▶ **Problem to solve**
Look over the lines below. Report each one that includes the string "Дата".

▶ **Recorded information**
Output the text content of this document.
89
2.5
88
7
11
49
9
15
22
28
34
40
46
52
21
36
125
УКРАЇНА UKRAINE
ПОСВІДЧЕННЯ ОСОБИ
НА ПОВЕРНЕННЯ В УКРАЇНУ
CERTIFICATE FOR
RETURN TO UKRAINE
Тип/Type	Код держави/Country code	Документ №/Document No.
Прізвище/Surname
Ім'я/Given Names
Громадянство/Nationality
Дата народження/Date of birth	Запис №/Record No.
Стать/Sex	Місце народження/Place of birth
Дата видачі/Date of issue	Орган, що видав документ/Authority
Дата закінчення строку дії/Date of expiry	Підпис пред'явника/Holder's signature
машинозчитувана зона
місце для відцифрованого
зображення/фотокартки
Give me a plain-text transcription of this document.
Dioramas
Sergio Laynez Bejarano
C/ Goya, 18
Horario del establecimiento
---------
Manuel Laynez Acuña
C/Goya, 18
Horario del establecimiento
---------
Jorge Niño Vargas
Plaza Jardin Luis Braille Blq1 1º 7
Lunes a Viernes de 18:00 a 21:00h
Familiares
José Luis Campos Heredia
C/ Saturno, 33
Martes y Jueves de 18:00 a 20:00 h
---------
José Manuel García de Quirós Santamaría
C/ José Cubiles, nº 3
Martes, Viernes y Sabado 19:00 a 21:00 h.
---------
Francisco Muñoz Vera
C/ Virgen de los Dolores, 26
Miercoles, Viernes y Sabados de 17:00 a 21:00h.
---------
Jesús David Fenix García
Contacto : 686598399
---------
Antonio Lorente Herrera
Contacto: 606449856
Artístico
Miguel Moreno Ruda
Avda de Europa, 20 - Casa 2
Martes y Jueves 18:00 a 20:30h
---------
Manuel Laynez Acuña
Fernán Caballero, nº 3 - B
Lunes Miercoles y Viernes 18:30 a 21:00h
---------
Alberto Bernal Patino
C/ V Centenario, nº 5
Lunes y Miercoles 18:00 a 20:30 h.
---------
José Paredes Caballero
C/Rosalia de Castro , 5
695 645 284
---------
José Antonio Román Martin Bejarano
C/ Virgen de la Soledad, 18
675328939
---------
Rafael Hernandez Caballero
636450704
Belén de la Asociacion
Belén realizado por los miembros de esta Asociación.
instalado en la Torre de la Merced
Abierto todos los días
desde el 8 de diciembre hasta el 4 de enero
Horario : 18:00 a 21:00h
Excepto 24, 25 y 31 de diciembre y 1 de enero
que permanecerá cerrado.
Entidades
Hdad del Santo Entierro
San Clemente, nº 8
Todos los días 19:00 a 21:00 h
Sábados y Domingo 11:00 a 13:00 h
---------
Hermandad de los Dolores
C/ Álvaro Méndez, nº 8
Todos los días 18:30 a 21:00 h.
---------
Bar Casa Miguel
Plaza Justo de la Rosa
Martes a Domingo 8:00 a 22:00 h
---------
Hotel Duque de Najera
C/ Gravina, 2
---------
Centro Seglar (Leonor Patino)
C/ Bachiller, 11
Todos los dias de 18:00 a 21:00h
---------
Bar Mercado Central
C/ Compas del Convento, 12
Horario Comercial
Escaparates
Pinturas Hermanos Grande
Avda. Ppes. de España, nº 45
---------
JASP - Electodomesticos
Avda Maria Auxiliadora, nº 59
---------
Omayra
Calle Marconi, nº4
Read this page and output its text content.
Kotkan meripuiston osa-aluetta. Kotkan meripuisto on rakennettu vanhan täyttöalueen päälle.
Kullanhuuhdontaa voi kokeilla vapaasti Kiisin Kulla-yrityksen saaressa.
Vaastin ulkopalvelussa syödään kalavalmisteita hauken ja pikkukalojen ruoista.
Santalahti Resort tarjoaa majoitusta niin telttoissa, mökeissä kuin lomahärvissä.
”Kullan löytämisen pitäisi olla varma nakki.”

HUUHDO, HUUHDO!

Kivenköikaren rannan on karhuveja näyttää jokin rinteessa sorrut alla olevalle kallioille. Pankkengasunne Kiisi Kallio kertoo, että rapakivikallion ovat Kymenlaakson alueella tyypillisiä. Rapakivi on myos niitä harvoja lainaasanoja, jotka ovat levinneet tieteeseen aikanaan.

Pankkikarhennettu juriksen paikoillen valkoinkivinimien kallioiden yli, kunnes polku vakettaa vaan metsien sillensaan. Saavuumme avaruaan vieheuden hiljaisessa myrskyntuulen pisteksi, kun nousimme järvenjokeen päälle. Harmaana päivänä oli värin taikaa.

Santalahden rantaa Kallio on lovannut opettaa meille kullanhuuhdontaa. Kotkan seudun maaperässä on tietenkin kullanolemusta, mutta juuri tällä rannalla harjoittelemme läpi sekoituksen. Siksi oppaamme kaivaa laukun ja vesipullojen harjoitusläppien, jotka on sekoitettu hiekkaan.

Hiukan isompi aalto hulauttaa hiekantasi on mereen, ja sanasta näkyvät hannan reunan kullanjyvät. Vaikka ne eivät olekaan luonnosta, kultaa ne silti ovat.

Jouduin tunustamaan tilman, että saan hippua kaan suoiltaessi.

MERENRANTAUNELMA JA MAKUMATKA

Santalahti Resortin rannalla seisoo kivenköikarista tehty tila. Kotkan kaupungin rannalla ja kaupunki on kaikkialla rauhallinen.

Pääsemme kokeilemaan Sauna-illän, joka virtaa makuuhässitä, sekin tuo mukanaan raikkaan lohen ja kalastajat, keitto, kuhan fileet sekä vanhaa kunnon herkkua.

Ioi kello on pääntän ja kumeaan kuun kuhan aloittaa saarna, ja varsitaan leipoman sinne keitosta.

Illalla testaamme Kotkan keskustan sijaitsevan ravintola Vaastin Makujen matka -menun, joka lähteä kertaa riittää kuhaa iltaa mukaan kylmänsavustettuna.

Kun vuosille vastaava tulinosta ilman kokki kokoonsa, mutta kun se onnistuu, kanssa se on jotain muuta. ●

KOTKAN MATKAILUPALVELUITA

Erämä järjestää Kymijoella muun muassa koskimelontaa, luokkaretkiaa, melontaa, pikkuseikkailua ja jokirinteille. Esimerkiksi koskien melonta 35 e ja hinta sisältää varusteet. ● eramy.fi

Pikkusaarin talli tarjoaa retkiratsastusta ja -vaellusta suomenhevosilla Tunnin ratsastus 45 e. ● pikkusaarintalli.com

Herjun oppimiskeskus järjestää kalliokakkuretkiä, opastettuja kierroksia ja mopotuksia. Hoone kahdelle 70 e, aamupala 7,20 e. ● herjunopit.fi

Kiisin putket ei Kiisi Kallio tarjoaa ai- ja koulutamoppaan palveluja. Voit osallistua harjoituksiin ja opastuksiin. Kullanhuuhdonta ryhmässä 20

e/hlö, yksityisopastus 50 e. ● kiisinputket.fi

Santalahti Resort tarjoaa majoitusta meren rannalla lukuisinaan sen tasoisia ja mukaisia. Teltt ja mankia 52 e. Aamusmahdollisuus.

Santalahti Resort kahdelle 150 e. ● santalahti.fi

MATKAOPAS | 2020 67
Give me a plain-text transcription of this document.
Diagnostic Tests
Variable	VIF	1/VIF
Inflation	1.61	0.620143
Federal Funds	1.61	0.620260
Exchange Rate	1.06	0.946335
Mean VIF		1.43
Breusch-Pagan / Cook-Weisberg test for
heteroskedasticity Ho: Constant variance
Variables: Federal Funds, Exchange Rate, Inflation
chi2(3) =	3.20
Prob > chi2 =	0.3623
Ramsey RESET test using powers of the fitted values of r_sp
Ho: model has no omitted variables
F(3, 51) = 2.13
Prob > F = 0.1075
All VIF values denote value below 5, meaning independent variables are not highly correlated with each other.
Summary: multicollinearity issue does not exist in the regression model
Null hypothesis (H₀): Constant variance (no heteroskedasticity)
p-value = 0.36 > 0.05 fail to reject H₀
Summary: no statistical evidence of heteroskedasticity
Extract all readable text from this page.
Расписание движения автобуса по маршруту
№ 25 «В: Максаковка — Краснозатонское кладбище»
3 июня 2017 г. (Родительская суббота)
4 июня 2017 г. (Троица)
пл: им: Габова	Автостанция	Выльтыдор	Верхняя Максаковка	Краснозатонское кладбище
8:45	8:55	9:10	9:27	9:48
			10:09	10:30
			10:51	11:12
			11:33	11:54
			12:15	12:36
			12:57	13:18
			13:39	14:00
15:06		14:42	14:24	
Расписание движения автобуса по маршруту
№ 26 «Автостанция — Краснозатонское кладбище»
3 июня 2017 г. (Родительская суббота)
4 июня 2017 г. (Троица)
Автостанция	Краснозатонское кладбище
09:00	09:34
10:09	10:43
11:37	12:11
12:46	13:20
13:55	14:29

▶ **The solution**
Дата народження/Date of birth	Запис №/Record No.
Дата видачі/Date of issue	Орган, що видав документ/Authority
Дата закінчення строку дії/Date of expiry	Підпис пред'явника/Holder's signature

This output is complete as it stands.